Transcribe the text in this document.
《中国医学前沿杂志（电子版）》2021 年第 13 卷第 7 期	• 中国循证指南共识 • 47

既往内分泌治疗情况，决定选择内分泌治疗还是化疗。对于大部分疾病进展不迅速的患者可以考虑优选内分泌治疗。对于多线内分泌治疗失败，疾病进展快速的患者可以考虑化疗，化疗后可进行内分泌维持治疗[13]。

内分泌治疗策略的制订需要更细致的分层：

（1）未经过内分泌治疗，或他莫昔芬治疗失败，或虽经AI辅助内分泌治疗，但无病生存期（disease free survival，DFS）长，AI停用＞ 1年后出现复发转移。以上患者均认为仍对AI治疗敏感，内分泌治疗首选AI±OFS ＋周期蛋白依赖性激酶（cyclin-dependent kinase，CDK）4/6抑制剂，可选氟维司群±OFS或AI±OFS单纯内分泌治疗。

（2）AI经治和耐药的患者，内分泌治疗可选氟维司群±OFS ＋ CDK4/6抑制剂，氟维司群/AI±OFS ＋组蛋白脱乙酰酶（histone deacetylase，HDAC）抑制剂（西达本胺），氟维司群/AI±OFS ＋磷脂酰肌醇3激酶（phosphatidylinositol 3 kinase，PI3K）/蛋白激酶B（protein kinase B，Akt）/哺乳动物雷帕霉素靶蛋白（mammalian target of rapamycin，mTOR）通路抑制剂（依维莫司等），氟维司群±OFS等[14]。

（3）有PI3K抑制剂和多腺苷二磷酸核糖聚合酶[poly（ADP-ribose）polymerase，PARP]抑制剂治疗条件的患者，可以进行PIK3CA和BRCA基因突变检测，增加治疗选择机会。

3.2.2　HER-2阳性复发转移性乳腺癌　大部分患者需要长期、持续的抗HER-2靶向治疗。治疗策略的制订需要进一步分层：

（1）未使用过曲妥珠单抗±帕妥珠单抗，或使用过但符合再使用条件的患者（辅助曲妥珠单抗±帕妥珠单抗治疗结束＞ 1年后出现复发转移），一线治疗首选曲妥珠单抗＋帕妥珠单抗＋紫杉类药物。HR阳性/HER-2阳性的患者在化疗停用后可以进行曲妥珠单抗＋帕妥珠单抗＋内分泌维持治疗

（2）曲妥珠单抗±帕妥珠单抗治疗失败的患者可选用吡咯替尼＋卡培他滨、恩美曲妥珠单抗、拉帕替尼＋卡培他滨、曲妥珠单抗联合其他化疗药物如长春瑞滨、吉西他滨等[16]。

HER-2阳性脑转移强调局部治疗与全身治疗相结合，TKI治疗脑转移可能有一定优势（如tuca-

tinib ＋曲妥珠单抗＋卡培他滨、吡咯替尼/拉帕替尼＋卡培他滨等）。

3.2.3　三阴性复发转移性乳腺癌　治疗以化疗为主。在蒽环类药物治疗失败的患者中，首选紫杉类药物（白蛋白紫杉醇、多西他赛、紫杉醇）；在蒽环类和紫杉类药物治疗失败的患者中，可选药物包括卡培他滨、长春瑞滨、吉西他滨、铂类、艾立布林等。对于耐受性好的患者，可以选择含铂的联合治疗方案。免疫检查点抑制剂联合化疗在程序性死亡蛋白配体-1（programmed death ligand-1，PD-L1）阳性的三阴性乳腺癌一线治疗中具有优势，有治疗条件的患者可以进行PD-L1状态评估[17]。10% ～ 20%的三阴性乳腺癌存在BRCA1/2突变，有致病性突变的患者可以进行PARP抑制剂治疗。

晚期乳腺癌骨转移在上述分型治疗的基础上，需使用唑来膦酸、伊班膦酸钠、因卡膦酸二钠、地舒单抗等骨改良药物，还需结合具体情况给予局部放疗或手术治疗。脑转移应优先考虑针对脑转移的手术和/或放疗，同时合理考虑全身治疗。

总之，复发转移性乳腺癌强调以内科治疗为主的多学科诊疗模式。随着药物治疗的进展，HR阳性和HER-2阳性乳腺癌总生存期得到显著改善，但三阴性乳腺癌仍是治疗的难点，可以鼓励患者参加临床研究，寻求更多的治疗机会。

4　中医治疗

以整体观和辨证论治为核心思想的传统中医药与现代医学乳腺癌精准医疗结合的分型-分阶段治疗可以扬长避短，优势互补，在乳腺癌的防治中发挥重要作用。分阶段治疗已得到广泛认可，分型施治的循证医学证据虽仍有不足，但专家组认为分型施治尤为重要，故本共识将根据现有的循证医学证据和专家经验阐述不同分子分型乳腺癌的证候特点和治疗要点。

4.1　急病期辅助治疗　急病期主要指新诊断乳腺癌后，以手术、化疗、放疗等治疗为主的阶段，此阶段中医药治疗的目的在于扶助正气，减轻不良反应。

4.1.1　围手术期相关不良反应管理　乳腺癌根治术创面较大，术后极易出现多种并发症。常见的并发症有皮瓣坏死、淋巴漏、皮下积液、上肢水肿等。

---

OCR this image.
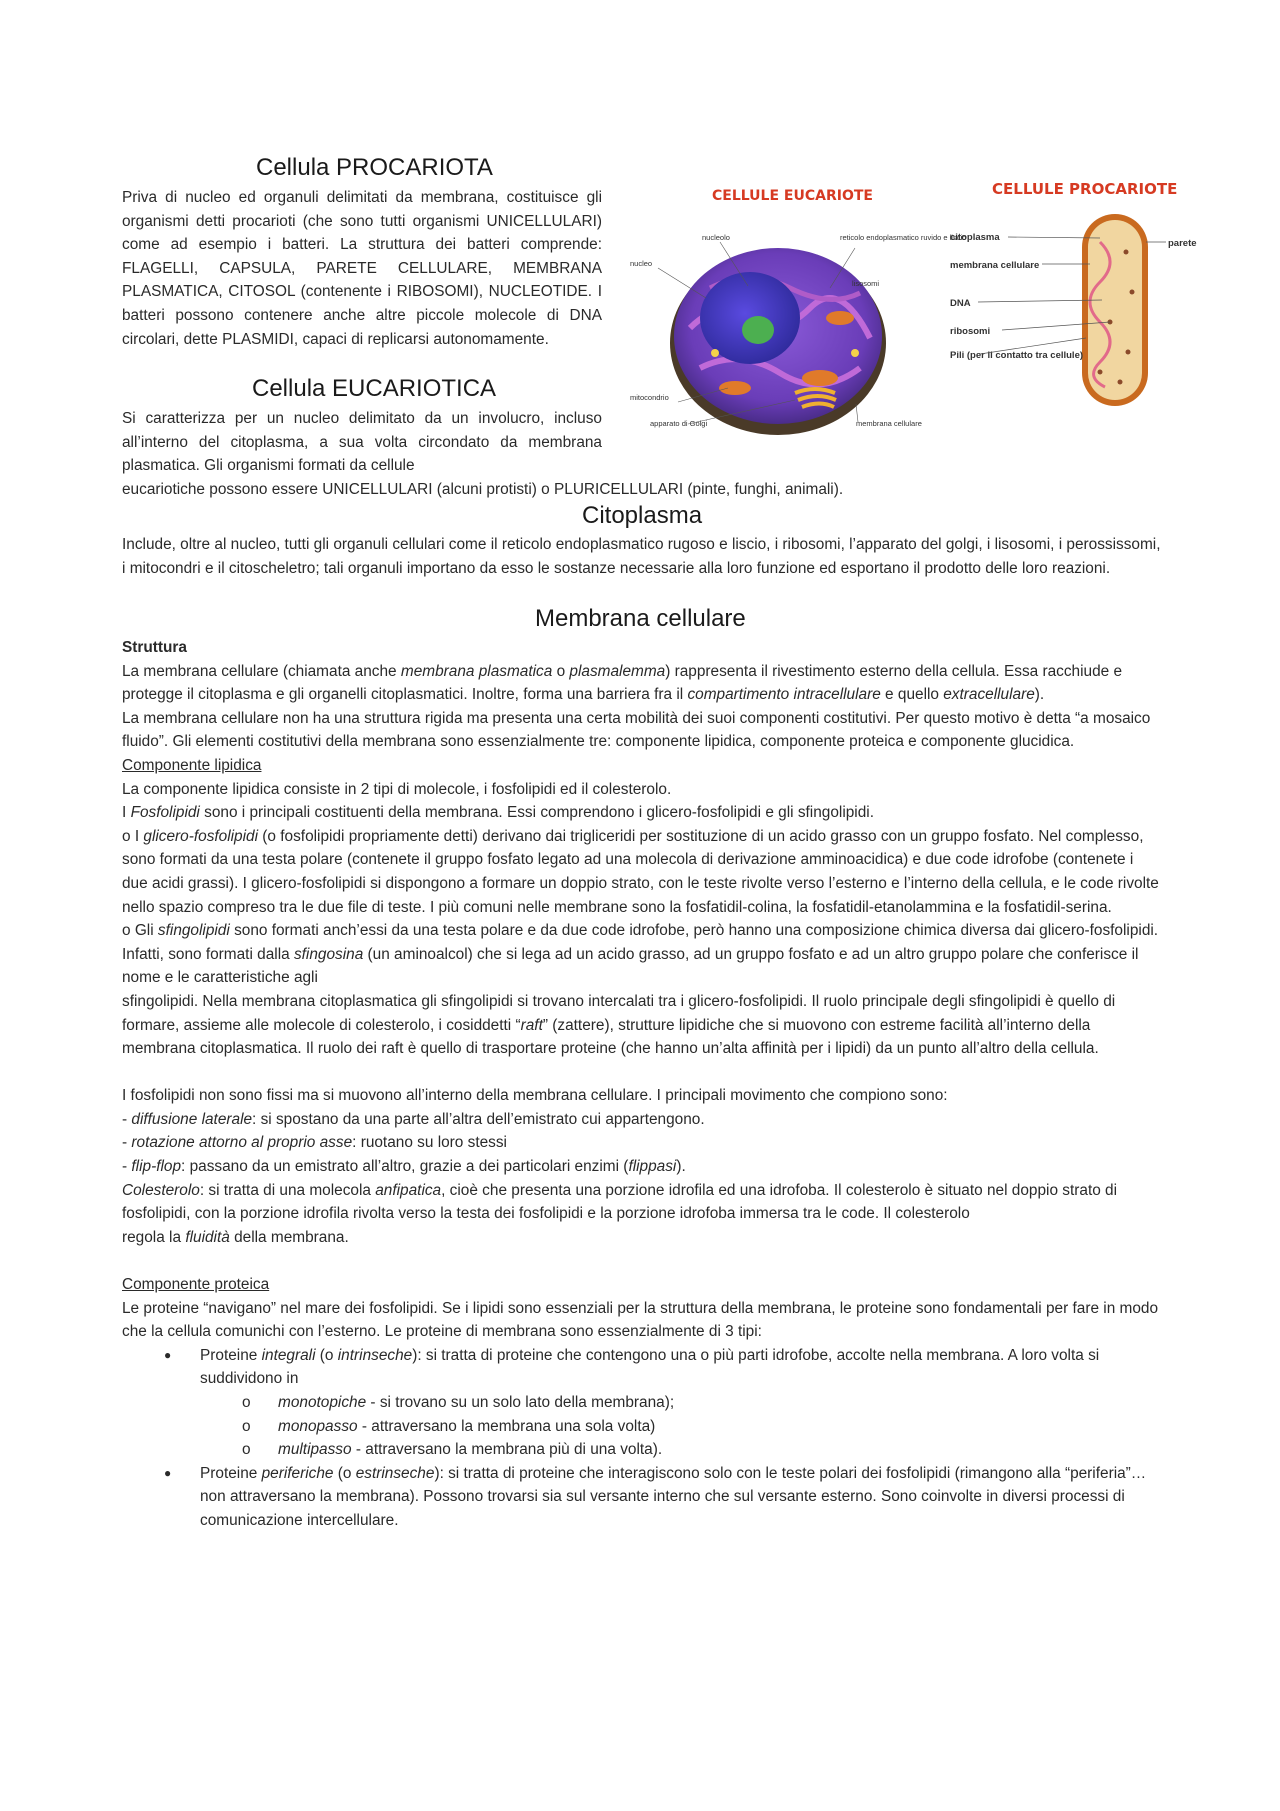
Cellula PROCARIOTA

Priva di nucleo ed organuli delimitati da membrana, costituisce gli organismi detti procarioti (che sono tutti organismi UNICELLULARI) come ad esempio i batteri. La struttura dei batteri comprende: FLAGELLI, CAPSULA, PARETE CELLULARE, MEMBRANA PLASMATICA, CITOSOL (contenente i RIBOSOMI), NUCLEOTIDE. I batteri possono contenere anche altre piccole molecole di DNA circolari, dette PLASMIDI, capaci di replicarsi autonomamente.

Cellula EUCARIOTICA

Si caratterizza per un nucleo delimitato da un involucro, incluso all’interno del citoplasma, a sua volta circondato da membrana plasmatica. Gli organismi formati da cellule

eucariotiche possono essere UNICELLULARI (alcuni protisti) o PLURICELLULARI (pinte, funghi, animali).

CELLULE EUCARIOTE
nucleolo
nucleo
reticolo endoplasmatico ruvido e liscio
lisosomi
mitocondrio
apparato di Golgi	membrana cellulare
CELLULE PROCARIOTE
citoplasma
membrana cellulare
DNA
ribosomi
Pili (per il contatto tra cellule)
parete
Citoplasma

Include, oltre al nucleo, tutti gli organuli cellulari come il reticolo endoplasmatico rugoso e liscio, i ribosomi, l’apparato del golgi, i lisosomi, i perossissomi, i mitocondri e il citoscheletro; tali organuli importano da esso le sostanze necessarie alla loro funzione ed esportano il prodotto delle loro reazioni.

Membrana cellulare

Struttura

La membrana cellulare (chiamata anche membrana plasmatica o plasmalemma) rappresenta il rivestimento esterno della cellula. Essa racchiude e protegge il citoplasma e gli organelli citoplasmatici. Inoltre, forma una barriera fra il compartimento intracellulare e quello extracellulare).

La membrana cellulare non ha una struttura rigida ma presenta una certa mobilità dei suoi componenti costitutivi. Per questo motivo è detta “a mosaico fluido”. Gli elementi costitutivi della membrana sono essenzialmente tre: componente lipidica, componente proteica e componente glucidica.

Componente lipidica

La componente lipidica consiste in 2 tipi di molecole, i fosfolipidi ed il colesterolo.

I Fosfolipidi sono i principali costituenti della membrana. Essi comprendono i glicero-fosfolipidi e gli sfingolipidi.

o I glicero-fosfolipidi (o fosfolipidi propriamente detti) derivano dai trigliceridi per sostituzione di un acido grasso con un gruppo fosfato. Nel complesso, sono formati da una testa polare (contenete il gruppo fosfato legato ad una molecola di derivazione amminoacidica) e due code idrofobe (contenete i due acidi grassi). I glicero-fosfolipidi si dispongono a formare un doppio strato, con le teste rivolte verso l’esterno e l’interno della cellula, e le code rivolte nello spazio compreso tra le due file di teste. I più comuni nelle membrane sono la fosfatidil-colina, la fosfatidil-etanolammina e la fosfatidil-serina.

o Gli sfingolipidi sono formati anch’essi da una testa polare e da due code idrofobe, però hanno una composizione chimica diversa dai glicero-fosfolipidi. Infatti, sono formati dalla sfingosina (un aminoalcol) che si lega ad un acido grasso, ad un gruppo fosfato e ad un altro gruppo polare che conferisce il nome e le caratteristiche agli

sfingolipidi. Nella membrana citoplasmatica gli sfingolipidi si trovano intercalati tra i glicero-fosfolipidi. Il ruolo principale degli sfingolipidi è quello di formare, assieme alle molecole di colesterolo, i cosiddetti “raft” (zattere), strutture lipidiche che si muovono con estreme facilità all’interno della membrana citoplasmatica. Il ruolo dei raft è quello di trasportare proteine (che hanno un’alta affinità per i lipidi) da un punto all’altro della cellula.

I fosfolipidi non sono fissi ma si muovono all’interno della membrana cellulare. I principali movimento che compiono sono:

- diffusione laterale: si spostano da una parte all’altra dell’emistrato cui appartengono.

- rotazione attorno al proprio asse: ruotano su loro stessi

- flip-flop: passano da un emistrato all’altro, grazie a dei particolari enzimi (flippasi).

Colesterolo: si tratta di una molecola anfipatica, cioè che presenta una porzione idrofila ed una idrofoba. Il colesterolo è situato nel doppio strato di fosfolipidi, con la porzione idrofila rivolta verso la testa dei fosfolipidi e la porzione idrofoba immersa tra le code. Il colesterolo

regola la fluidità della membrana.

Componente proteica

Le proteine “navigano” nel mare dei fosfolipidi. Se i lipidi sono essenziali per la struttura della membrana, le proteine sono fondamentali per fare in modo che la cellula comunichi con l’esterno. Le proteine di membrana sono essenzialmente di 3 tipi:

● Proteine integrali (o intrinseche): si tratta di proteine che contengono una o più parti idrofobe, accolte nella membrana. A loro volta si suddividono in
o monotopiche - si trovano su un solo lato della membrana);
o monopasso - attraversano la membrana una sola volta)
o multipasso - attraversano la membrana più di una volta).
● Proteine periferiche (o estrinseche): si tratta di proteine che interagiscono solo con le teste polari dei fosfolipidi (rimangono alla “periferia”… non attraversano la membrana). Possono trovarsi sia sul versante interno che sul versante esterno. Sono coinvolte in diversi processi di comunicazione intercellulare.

==

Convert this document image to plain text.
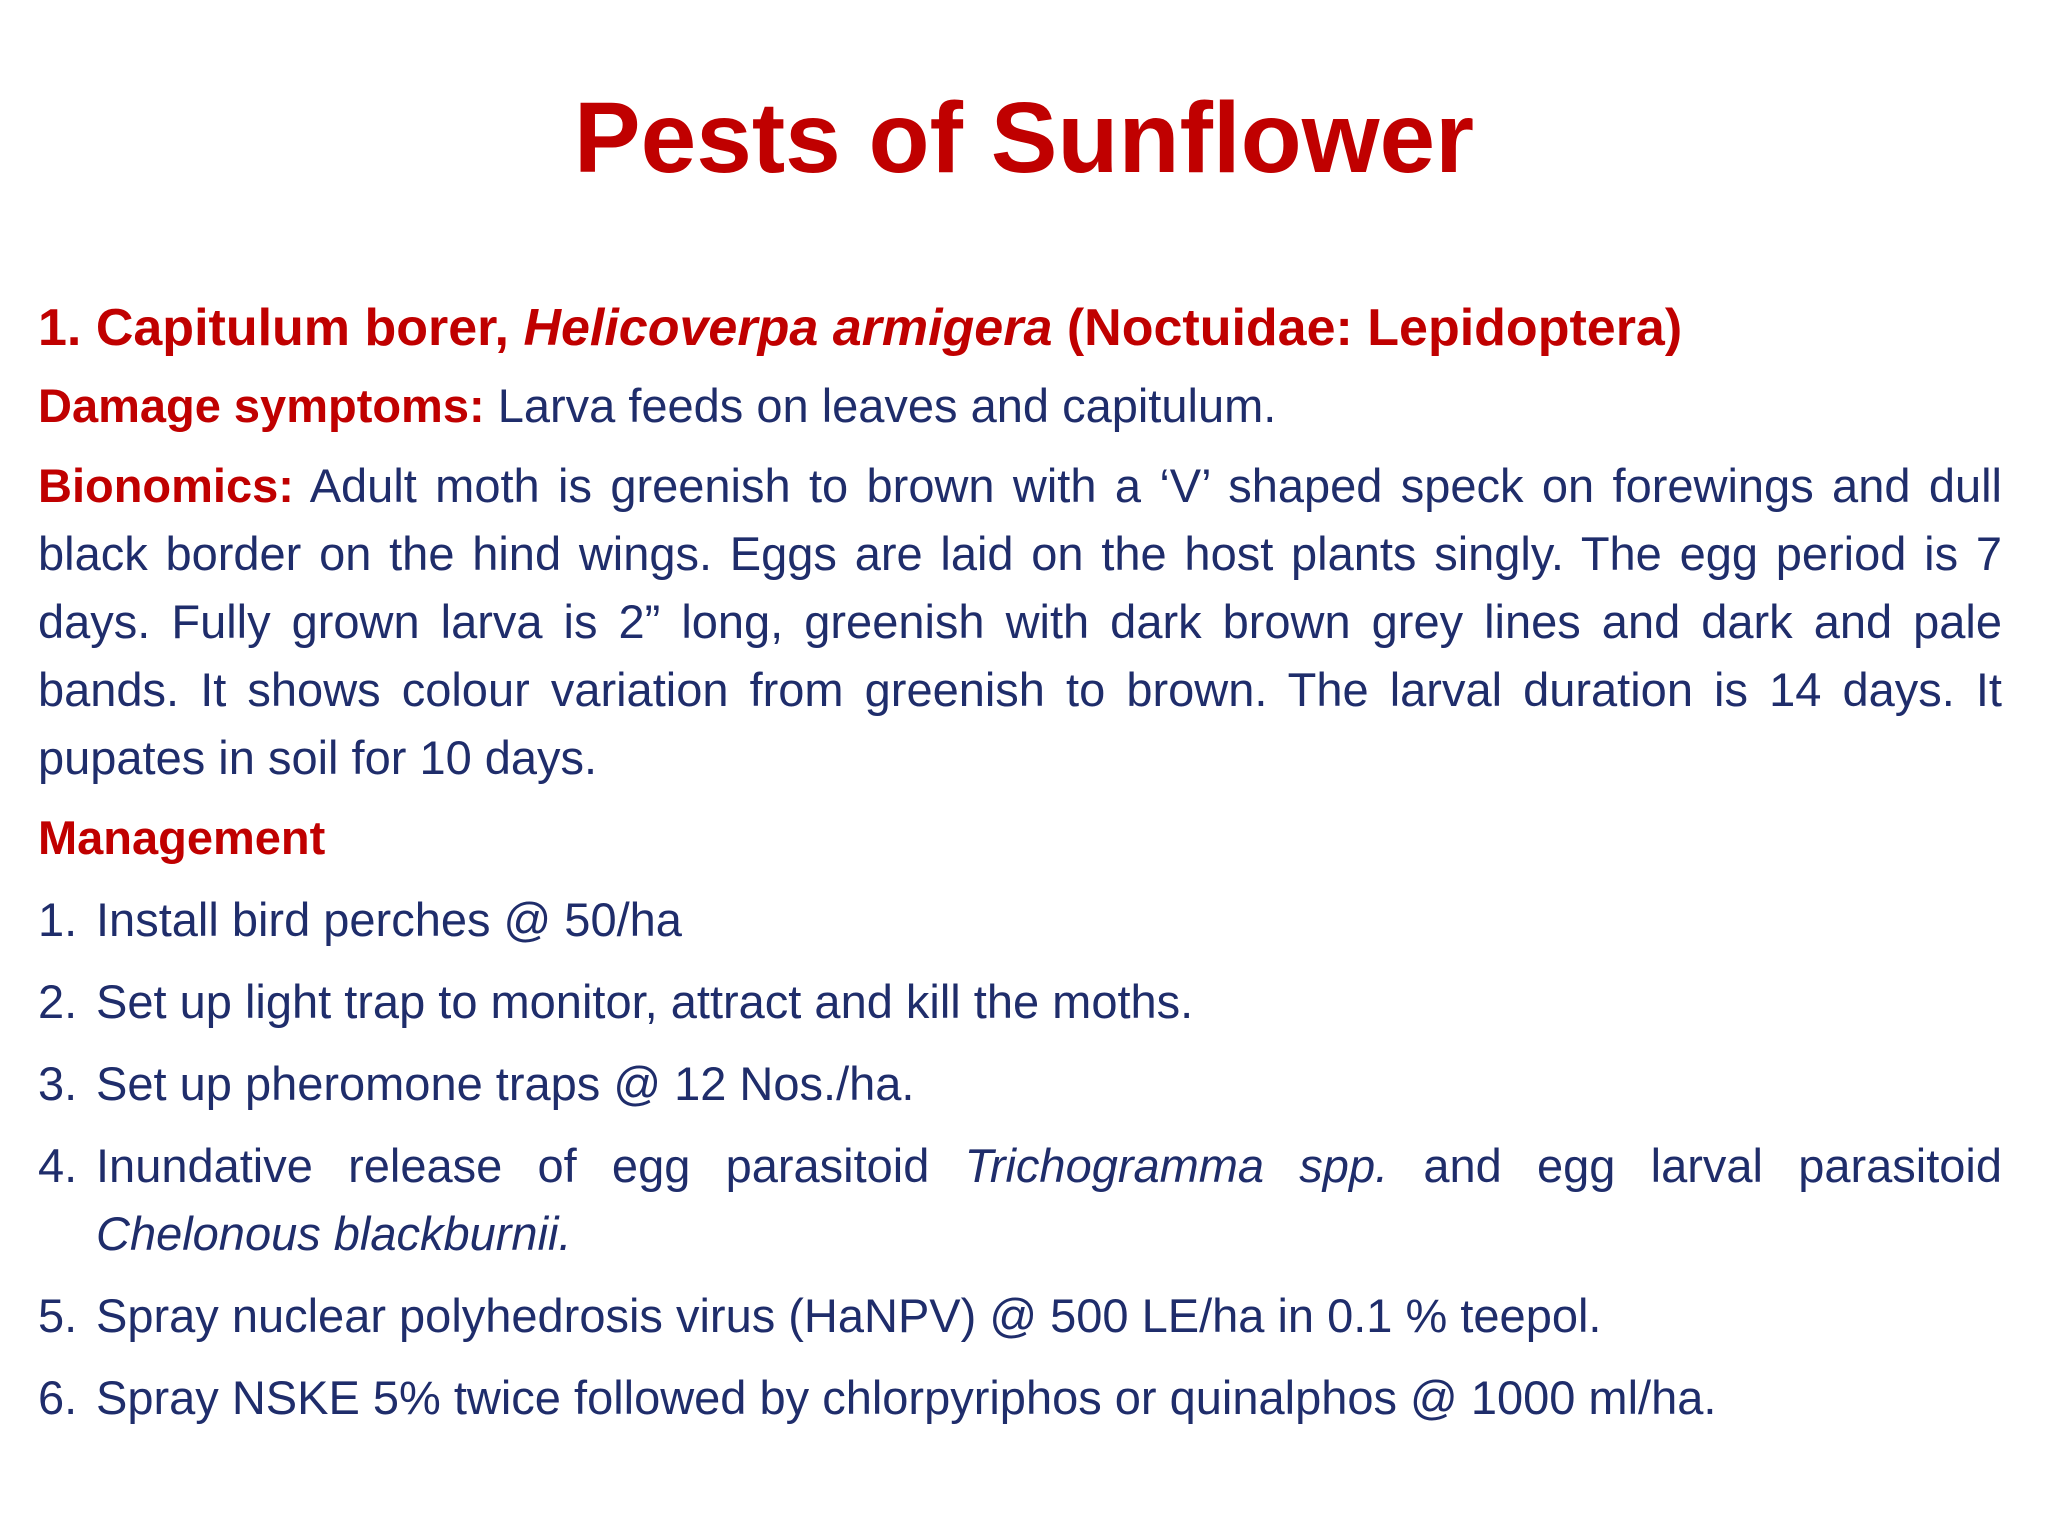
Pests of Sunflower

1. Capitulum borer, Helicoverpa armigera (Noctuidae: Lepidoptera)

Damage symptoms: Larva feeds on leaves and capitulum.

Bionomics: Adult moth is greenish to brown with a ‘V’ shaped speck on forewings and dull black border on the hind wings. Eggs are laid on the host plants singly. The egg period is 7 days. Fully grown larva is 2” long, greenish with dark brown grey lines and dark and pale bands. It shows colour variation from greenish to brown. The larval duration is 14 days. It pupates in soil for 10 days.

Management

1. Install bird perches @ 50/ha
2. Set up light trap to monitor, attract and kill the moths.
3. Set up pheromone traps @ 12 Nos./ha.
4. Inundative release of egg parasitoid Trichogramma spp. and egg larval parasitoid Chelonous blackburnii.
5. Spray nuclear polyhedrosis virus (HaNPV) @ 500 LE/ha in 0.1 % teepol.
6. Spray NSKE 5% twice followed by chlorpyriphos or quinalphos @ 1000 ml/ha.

- Required work
Scan the entries above and show each line that contains the word "verso".

- Answer for the task
o I glicero-fosfolipidi (o fosfolipidi propriamente detti) derivano dai trigliceridi per sostituzione di un acido grasso con un gruppo fosfato. Nel complesso, sono formati da una testa polare (contenete il gruppo fosfato legato ad una molecola di derivazione amminoacidica) e due code idrofobe (contenete i due acidi grassi). I glicero-fosfolipidi si dispongono a formare un doppio strato, con le teste rivolte verso l’esterno e l’interno della cellula, e le code rivolte nello spazio compreso tra le due file di teste. I più comuni nelle membrane sono la fosfatidil-colina, la fosfatidil-etanolammina e la fosfatidil-serina.
Colesterolo: si tratta di una molecola anfipatica, cioè che presenta una porzione idrofila ed una idrofoba. Il colesterolo è situato nel doppio strato di fosfolipidi, con la porzione idrofila rivolta verso la testa dei fosfolipidi e la porzione idrofoba immersa tra le code. Il colesterolo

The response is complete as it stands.